> STATED EXERCISE
Your task is to gather the lines below that hold the string "sind".

> ITEMS
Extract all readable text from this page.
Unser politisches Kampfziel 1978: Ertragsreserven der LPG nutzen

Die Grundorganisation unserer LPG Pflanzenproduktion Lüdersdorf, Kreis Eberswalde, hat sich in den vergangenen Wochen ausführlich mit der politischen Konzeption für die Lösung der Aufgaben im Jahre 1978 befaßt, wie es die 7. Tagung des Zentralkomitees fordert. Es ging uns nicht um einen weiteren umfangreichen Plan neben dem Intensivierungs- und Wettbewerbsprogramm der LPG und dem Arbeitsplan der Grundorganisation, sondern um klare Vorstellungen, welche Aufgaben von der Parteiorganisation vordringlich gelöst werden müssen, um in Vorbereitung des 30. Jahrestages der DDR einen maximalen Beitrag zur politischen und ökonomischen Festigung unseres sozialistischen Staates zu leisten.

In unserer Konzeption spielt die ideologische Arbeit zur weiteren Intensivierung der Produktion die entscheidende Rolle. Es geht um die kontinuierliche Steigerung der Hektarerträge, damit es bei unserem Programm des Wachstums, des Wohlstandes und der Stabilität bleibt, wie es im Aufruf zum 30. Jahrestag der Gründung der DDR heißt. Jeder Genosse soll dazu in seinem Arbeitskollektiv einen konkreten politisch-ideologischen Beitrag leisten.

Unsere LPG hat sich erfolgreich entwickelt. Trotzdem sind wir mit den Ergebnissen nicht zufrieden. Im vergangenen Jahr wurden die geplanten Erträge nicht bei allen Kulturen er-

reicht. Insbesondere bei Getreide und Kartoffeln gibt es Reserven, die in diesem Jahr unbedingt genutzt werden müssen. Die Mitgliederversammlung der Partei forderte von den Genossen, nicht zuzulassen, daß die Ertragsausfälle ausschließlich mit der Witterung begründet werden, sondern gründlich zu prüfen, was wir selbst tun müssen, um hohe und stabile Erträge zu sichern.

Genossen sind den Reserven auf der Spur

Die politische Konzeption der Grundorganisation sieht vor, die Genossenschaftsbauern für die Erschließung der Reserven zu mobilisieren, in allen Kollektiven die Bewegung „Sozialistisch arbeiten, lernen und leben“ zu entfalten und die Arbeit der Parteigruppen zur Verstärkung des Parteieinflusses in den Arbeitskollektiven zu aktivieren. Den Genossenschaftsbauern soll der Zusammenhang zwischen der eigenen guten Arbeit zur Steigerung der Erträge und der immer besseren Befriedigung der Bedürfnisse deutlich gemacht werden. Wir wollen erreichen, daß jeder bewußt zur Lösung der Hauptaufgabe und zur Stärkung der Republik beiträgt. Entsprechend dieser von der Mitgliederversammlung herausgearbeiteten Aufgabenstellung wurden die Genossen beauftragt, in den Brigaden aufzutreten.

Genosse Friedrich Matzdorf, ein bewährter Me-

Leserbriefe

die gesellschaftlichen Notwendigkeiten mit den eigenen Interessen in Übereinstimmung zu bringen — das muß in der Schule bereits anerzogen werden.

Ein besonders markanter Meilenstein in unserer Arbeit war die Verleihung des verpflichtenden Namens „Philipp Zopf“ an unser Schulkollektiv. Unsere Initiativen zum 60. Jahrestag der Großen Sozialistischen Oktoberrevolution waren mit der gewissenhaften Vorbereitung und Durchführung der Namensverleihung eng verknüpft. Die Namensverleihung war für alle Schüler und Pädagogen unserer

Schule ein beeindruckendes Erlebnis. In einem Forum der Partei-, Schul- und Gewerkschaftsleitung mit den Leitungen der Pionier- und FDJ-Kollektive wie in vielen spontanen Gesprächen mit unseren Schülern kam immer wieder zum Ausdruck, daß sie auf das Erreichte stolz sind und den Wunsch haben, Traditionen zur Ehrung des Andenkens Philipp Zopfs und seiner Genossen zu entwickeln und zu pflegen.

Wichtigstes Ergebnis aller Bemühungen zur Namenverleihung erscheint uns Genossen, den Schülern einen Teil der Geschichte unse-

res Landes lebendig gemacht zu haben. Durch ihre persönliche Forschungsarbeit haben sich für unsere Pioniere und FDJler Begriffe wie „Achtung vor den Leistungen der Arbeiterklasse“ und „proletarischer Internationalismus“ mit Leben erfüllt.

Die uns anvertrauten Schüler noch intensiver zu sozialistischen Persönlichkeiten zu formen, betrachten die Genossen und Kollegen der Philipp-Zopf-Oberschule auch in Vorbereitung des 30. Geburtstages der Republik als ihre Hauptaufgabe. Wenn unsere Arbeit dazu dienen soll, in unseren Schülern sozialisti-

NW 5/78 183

> ANSWER FOR THIS EXERCISE
Unsere LPG hat sich erfolgreich entwickelt. Trotzdem sind wir mit den Ergebnissen nicht zufrieden. Im vergangenen Jahr wurden die geplanten Erträge nicht bei allen Kulturen er-
Genossen sind den Reserven auf der Spur
Schule ein beeindruckendes Erlebnis. In einem Forum der Partei-, Schul- und Gewerkschaftsleitung mit den Leitungen der Pionier- und FDJ-Kollektive wie in vielen spontanen Gesprächen mit unseren Schülern kam immer wieder zum Ausdruck, daß sie auf das Erreichte stolz sind und den Wunsch haben, Traditionen zur Ehrung des Andenkens Philipp Zopfs und seiner Genossen zu entwickeln und zu pflegen.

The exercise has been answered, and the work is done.